Prompt: Which lines contain the word "водоотведение"? Return each of them as written.

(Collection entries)
↓
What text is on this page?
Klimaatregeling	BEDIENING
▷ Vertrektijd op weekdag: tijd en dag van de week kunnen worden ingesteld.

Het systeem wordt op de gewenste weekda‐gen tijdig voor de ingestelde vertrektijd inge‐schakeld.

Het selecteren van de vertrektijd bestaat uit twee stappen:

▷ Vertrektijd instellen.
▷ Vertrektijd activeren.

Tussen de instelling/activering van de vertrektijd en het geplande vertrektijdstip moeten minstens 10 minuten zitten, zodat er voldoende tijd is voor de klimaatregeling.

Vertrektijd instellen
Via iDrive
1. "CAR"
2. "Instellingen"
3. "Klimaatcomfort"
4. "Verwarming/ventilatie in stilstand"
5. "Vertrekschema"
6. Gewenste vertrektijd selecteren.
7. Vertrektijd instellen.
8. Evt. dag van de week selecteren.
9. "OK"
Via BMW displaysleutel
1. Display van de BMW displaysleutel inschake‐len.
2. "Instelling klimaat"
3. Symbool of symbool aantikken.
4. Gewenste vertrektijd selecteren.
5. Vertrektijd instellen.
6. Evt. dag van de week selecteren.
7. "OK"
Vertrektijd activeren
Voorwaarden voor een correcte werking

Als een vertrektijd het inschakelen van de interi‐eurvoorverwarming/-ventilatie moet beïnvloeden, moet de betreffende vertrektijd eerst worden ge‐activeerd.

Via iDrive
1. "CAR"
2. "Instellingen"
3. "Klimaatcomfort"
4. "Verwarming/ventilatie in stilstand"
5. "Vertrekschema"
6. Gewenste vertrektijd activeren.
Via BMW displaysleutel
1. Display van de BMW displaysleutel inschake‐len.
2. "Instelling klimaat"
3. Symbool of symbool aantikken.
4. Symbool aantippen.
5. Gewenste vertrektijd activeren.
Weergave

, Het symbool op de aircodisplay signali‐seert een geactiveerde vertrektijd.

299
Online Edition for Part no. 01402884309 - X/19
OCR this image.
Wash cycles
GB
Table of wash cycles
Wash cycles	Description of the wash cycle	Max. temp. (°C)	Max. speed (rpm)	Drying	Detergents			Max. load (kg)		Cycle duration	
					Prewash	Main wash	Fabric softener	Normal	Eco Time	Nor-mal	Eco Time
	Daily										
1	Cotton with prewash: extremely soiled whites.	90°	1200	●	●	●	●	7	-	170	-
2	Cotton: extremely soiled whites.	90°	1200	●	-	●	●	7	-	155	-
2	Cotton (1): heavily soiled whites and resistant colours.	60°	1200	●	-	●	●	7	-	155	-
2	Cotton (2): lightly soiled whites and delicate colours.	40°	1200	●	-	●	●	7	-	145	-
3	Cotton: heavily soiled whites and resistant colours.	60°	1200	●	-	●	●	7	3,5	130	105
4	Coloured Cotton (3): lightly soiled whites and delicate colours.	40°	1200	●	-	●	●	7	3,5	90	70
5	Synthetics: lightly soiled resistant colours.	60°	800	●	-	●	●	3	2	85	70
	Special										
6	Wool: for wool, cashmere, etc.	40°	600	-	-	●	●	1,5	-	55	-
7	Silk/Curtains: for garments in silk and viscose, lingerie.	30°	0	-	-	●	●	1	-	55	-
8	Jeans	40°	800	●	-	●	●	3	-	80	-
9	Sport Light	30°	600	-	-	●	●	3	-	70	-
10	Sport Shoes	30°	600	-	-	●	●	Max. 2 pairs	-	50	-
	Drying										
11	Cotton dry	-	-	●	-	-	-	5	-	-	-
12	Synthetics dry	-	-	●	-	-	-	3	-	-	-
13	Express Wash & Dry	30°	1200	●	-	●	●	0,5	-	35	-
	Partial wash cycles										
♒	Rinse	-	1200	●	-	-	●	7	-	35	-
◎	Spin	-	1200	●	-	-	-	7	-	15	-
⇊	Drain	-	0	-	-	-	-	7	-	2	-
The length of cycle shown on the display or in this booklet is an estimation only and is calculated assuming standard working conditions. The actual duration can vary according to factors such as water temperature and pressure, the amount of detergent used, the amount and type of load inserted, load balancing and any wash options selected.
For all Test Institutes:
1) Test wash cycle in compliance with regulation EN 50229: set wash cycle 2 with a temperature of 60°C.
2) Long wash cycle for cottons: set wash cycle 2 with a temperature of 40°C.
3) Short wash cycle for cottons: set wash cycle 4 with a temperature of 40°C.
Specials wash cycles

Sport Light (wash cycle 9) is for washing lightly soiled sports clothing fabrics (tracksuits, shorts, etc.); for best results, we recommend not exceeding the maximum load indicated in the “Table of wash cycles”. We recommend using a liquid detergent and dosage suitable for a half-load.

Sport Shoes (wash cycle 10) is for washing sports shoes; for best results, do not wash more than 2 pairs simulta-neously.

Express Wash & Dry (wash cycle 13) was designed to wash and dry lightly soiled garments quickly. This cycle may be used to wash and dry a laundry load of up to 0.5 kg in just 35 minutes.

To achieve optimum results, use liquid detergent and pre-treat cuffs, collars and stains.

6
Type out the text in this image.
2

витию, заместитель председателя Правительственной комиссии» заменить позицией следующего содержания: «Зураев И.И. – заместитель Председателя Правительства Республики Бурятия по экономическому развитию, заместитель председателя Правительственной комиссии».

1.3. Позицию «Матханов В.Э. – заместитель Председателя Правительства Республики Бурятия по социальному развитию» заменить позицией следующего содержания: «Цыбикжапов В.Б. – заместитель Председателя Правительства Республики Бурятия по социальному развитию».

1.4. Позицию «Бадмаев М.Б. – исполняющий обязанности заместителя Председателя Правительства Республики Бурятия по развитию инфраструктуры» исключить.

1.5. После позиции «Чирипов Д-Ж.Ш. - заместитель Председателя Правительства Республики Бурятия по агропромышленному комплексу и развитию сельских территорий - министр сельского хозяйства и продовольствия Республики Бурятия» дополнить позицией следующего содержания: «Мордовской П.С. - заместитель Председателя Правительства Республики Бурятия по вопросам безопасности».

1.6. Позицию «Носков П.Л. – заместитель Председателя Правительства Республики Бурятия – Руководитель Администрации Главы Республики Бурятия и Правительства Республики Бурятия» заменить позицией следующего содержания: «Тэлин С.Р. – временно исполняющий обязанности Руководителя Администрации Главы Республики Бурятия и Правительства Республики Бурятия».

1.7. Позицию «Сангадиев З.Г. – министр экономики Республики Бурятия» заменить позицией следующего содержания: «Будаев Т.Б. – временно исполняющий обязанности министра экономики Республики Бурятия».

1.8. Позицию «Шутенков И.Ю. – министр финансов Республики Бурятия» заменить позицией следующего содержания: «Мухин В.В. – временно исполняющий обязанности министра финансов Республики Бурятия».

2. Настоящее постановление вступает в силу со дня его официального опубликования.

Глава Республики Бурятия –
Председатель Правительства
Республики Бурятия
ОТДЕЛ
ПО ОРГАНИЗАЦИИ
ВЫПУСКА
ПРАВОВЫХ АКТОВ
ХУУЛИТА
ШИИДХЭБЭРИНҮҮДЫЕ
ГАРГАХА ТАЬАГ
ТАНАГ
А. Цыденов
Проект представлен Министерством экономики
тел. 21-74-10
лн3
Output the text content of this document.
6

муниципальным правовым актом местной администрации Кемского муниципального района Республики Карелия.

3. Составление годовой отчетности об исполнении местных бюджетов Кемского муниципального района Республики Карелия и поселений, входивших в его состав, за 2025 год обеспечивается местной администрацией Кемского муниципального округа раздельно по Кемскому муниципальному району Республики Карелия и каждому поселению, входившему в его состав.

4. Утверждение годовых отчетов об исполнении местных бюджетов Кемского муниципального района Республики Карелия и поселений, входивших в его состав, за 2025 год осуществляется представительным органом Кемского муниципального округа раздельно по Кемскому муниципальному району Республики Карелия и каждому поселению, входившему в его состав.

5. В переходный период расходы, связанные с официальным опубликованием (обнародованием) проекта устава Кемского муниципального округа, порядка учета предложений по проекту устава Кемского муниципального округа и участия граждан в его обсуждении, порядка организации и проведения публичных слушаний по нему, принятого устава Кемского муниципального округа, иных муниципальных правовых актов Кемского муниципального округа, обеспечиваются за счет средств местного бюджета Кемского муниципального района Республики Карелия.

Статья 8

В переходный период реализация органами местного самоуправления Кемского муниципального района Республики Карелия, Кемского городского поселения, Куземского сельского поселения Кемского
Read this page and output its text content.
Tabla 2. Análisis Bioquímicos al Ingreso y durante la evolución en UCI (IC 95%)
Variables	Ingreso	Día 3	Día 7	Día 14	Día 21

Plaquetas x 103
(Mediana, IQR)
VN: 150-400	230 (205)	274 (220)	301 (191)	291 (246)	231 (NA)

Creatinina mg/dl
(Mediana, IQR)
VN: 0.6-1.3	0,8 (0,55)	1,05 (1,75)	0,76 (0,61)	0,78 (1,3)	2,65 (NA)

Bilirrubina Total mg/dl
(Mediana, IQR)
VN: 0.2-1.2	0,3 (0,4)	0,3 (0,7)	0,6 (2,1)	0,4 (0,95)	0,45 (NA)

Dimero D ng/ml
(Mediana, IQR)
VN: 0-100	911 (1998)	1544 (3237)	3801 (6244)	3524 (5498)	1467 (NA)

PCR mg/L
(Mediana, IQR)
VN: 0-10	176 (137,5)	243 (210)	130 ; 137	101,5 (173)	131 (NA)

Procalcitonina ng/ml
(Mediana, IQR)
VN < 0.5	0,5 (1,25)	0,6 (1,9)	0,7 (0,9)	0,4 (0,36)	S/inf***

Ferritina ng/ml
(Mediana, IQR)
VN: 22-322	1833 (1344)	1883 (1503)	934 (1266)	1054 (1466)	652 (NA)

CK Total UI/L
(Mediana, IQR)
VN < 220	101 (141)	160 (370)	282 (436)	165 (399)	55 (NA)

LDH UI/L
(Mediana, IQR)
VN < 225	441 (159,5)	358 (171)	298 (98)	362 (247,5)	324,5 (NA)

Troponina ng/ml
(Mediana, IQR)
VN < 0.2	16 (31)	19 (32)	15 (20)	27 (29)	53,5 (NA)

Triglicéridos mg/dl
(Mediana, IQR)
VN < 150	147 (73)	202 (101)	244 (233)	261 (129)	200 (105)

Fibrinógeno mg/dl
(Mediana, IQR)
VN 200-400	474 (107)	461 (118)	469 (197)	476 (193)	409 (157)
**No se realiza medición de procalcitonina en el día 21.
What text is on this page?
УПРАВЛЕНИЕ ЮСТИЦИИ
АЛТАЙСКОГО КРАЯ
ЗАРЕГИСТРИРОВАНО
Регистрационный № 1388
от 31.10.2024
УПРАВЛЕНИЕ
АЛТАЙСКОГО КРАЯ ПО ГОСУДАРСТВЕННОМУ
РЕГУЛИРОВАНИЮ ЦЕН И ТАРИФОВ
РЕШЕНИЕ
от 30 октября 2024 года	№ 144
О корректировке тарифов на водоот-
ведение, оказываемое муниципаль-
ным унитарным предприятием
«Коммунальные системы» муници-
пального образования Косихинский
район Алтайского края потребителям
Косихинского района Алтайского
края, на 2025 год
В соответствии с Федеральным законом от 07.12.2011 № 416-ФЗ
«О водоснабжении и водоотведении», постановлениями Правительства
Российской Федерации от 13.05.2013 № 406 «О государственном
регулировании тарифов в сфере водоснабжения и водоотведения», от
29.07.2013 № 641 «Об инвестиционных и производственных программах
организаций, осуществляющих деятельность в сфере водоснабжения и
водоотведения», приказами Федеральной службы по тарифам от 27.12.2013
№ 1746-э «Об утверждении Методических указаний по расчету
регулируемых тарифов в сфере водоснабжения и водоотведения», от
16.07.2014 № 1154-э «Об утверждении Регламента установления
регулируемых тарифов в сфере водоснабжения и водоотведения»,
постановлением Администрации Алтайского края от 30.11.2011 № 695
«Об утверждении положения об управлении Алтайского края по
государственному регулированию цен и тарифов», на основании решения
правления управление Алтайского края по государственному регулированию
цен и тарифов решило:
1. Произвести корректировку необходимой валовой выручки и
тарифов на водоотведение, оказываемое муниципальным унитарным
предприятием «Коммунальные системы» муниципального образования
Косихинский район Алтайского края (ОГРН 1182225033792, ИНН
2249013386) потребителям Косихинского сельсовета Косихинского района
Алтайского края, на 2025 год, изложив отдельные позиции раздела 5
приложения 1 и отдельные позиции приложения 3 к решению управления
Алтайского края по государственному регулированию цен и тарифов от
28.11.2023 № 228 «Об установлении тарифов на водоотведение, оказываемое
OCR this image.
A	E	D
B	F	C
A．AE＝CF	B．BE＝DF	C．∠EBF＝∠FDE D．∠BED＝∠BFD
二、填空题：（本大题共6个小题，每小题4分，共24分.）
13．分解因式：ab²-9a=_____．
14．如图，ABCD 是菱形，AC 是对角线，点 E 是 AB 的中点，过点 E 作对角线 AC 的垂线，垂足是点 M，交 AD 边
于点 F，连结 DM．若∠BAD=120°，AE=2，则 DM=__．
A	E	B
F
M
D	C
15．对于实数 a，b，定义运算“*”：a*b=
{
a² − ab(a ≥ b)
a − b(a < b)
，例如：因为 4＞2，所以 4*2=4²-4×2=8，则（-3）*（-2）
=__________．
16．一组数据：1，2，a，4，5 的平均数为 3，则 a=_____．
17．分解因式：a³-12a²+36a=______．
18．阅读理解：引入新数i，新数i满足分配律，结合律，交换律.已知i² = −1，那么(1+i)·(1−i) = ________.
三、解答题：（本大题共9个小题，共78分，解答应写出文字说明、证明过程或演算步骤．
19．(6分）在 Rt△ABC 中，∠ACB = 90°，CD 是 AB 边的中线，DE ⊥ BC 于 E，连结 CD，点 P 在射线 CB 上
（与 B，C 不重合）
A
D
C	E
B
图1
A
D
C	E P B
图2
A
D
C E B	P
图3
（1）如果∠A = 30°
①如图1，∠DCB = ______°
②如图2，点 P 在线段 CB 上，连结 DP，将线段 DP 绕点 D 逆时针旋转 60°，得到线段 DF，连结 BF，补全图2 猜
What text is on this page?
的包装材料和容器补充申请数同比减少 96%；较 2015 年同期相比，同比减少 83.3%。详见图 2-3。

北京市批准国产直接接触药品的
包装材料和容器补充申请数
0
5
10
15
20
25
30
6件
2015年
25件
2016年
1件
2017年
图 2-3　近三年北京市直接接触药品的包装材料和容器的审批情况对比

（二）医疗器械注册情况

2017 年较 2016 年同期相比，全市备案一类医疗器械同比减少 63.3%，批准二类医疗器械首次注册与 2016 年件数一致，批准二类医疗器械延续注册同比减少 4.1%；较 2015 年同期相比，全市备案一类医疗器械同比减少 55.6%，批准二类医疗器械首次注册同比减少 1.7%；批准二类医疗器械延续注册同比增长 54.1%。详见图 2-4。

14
↑
Result for this task:
тарифов на водоотведение, оказываемое муниципальным унитарным
28.11.2023 № 228 «Об установлении тарифов на водоотведение, оказываемое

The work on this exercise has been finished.